EXCERPTED TEXT:
[lttng-dev] some questions on lttng

Mon Jul 23 10:13:31 EDT 2012

* Bingfeng.Zhao at emc.com (Bingfeng.Zhao at emc.com) wrote:
> 
> 
> > -----Original Message-----
> > From: Mathieu Desnoyers [mailto:mathieu.desnoyers at efficios.com]
> > Sent: Saturday, July 21, 2012 1:26 AM
> > To: Zhao, Bingfeng; tglx at linutronix.de
> > Cc: lttng-dev at lists.lttng.org
> > Subject: Re: [lttng-dev] some questions on lttng
> > 
> > * Bingfeng.Zhao at emc.com (Bingfeng.Zhao at emc.com) wrote:
> > > Anyone can answer our questions? Mathieu?
> > 
> > sorry for the slow reply, I've been swamped in filtering implementation lately,
> > 
> > >
> > > From: Bingfeng.Zhao at emc.com [mailto:Bingfeng.Zhao at emc.com]
> > > Sent: Wednesday, July 18, 2012 5:54 PM
> > > To: lttng-dev at lists.lttng.org
> > > Subject: [lttng-dev] some questions on lttng
> > >
> > > Hello the dev list,
> > > We encounter some basic questions when try to adapt the LTTNG in our poject.
> > >
> > > 1.   When the trace is enabled and all are well configurated, we get
> > > trace messages collected under the session folder. The question is
> > > whether it is possible that some traces will lost when the trace
> > > messages are huge. How will LTTNG do if the consumer deamon cannot
> > > fast enough to copy the trace message from trace buffer?

GIVEN RECORDS:
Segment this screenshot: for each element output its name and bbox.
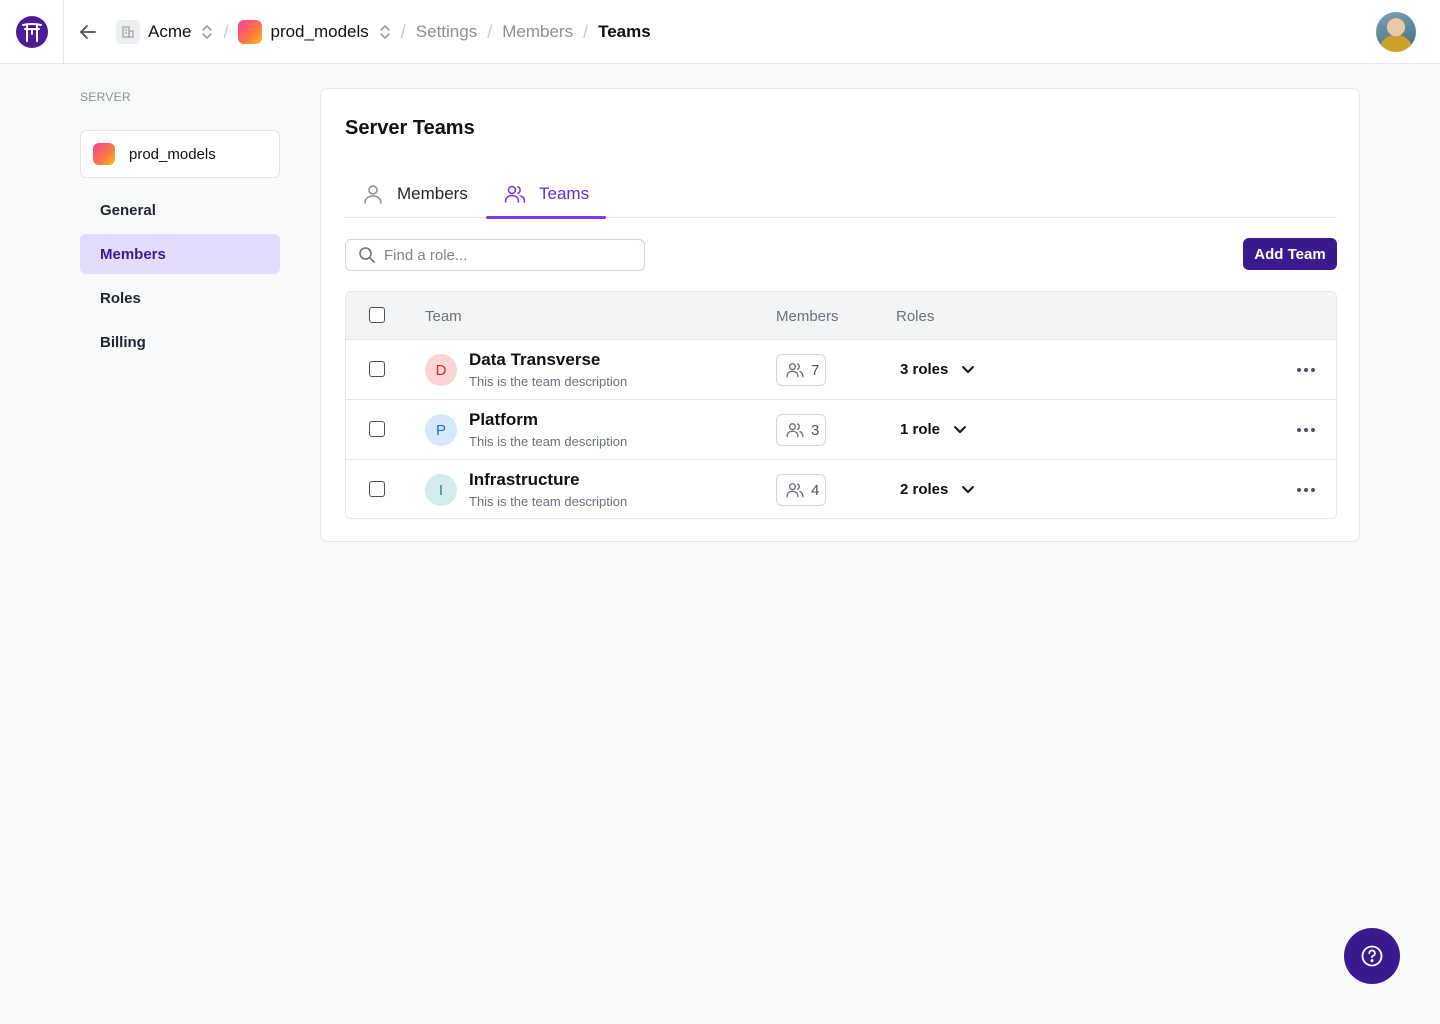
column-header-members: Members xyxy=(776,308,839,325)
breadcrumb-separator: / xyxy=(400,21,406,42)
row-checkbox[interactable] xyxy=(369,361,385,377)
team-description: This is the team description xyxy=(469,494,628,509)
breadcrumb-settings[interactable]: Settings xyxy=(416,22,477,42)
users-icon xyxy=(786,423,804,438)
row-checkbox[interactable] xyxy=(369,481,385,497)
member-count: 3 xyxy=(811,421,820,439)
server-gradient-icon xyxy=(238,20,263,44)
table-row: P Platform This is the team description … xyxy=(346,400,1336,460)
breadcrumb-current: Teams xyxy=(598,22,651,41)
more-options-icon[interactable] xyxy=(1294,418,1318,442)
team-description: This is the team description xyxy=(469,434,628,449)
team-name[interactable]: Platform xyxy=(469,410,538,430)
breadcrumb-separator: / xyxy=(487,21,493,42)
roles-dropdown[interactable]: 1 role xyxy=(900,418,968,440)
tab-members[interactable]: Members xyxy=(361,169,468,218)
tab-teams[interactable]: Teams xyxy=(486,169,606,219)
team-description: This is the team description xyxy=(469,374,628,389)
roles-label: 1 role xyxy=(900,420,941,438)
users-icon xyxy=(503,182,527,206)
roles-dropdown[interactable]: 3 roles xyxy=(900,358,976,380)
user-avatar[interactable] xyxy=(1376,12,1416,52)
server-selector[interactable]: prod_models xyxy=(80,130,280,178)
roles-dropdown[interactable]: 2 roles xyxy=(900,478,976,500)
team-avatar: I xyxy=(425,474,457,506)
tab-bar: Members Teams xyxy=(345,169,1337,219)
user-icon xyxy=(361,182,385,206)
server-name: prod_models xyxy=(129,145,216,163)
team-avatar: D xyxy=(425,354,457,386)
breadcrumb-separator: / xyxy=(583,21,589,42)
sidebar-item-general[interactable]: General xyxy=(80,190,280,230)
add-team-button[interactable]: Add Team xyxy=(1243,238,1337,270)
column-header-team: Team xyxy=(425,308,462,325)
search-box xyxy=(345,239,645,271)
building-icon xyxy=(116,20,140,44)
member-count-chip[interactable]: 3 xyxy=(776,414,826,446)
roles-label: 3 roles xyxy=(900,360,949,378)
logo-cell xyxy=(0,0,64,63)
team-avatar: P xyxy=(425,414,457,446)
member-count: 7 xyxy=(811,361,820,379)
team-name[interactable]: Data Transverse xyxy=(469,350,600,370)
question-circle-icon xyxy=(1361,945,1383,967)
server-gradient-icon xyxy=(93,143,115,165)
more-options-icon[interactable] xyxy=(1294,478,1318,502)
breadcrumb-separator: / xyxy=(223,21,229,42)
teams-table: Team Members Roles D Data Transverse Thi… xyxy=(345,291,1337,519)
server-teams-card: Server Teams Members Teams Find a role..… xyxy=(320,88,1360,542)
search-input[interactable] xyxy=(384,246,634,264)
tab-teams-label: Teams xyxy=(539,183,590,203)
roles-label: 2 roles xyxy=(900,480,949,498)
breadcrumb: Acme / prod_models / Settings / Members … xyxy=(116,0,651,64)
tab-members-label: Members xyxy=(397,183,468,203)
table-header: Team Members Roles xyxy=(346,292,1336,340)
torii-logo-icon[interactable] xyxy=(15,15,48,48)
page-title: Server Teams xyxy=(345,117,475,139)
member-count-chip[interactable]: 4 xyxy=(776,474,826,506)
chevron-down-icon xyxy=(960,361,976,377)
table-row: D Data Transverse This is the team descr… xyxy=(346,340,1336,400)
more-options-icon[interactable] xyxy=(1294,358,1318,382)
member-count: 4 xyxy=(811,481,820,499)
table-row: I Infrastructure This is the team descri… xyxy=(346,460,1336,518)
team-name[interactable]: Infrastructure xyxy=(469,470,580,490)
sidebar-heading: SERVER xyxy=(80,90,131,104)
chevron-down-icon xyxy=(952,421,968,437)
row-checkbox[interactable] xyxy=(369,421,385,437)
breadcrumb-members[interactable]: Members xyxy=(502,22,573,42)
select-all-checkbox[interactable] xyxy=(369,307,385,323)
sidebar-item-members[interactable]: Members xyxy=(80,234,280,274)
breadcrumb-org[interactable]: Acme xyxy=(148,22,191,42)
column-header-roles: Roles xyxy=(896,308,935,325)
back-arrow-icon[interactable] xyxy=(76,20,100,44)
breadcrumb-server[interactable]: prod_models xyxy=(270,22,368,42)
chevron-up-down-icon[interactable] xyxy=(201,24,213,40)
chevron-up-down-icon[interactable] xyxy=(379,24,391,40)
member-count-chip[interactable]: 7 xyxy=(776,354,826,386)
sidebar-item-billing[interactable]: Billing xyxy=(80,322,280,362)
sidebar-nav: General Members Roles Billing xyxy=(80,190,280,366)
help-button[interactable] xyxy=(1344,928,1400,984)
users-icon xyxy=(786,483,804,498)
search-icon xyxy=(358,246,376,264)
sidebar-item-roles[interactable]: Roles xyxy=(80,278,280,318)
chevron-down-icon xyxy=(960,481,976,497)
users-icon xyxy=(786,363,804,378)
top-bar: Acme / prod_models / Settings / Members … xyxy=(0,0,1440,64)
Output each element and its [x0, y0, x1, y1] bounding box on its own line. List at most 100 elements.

SHORT EXERCISE A:
Give each distinct email address that appears in the lttng-dev thread, in the form the thread writes it.
SHORT EXERCISE B:
Please retype the stretch of the lttng-dev thread from "Mon Jul 23 10:13:31" through "our questions? Mathieu?".

CORRECT OUTPUT A:
Bingfeng.Zhao at emc.com
mathieu.desnoyers at efficios.com
tglx at linutronix.de
lttng-dev at lists.lttng.org

CORRECT OUTPUT B:
Mon Jul 23 10:13:31 EDT 2012

* Bingfeng.Zhao at emc.com (Bingfeng.Zhao at emc.com) wrote:
> 
> 
> > -----Original Message-----
> > From: Mathieu Desnoyers [mailto:mathieu.desnoyers at efficios.com]
> > Sent: Saturday, July 21, 2012 1:26 AM
> > To: Zhao, Bingfeng; tglx at linutronix.de
> > Cc: lttng-dev at lists.lttng.org
> > Subject: Re: [lttng-dev] some questions on lttng
> > 
> > * Bingfeng.Zhao at emc.com (Bingfeng.Zhao at emc.com) wrote:
> > > Anyone can answer our questions? Mathieu?